- [Task goal]
Which lines contain the string "screenshot"? Please list every one of them.

- [Excerpted data]
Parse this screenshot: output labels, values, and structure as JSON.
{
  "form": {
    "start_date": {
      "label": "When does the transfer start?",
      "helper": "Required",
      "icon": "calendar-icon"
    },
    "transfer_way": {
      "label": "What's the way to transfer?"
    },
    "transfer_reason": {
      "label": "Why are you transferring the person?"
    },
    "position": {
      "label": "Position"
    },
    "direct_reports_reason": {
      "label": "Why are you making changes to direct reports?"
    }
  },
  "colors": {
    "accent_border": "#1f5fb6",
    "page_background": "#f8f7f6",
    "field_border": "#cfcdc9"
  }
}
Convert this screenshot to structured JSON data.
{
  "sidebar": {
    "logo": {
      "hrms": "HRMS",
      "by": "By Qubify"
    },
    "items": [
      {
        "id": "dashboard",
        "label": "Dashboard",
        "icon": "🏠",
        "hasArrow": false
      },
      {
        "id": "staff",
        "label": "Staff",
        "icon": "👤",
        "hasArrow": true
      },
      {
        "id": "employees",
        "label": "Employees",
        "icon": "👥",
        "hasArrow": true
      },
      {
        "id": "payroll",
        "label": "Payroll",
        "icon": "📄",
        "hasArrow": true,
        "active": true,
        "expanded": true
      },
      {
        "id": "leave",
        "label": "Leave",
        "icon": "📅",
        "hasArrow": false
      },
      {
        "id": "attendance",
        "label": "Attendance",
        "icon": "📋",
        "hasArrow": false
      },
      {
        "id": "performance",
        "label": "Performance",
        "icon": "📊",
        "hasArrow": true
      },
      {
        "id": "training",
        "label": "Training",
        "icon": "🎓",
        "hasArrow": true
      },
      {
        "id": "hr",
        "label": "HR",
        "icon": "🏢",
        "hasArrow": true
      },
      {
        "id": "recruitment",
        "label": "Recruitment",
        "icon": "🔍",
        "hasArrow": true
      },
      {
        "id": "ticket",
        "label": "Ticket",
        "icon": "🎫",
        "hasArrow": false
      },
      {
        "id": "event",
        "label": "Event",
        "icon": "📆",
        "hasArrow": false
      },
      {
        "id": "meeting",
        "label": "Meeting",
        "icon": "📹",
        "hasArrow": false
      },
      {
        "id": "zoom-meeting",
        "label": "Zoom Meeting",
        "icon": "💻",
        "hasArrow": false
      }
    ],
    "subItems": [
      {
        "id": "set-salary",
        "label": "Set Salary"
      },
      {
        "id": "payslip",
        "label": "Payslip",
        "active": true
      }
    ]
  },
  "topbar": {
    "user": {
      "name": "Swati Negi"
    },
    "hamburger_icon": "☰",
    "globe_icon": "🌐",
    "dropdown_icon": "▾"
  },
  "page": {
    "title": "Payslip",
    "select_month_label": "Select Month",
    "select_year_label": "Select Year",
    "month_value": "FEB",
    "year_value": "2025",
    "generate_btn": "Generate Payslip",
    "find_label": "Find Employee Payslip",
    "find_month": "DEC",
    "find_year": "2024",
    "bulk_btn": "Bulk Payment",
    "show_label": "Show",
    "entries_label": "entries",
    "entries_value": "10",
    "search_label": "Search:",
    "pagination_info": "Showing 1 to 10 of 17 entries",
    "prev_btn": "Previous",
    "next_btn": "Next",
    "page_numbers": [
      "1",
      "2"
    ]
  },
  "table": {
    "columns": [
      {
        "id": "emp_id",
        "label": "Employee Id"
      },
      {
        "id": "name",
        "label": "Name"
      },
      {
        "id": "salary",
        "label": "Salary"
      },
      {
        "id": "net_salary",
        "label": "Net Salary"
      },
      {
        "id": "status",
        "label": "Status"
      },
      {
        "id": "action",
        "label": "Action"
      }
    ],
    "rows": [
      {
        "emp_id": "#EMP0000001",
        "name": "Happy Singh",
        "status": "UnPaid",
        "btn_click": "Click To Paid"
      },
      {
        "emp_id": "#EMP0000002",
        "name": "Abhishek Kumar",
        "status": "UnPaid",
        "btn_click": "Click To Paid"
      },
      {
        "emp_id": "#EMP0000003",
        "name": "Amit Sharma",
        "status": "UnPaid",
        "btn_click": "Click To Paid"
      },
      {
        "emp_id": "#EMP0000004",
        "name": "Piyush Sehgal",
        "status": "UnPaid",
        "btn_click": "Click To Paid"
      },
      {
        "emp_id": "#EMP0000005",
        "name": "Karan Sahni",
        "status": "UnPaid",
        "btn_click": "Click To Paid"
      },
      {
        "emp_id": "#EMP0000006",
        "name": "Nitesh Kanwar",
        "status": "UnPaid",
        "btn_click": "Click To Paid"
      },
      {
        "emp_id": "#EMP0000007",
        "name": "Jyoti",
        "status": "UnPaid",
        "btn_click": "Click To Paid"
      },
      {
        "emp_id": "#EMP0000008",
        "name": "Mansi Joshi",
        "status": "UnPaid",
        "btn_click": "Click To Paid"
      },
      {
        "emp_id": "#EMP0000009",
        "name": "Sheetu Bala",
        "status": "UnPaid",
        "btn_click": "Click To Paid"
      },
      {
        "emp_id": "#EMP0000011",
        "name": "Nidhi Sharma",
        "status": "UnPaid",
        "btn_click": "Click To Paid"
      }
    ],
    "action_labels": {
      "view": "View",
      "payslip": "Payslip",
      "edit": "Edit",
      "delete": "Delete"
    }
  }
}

- [Answer to the problem]
Parse this screenshot: output labels, values, and structure as JSON.
Convert this screenshot to structured JSON data.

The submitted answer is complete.